** START OF SOURCE MATERIAL **
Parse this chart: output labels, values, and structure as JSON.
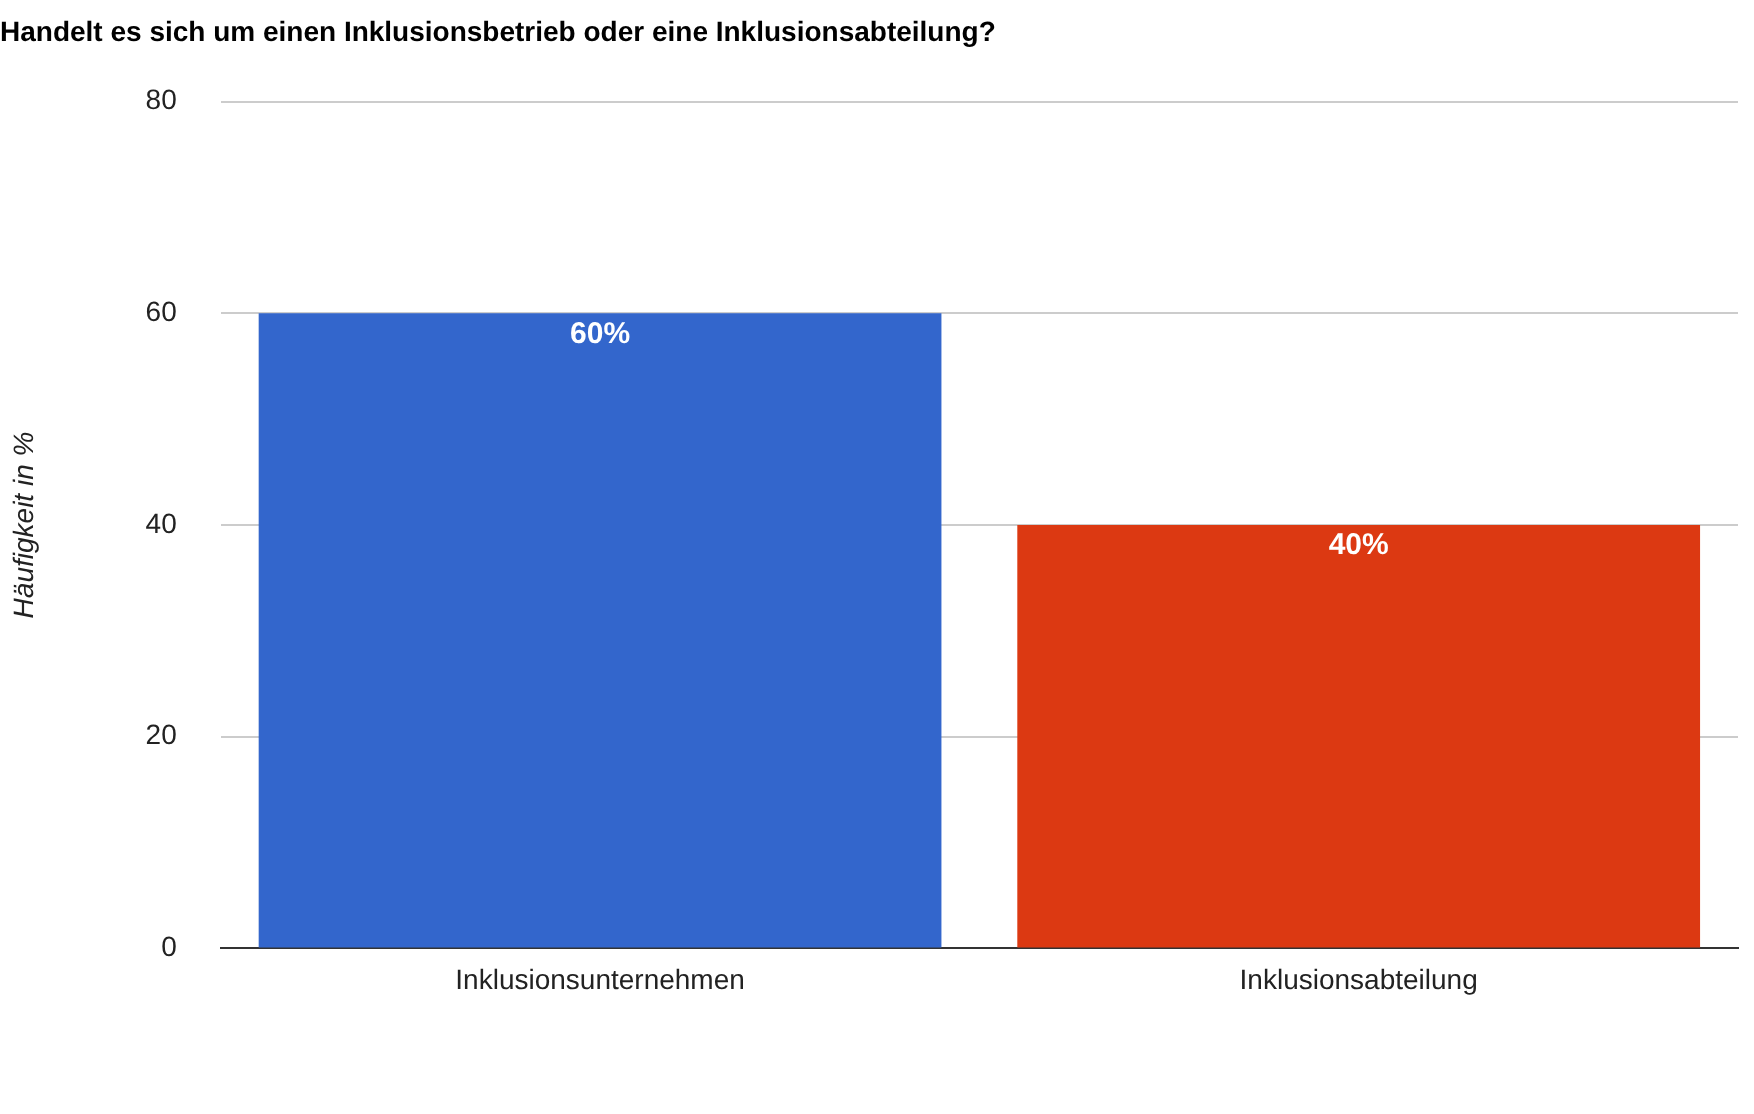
{
  "chart_data": {
    "type": "bar",
    "title": "Handelt es sich um einen Inklusionsbetrieb oder eine Inklusionsabteilung?",
    "ylabel": "Häufigkeit in %",
    "categories": [
      "Inklusionsunternehmen",
      "Inklusionsabteilung"
    ],
    "values": [
      60,
      40
    ],
    "colors": [
      "#3366cc",
      "#dc3912"
    ],
    "value_labels": [
      "60%",
      "40%"
    ],
    "ylim": [
      0,
      80
    ],
    "yticks": [
      0,
      20,
      40,
      60,
      80
    ],
    "grid": "y",
    "legend": false
  }
}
** END OF SOURCE MATERIAL **
## WORK INSTRUCTIONS
Search the material above for "Inklusionsabteilung". Pull out each line where it shows up.

## REPLY
    "title": "Handelt es sich um einen Inklusionsbetrieb oder eine Inklusionsabteilung?",
      "Inklusionsabteilung"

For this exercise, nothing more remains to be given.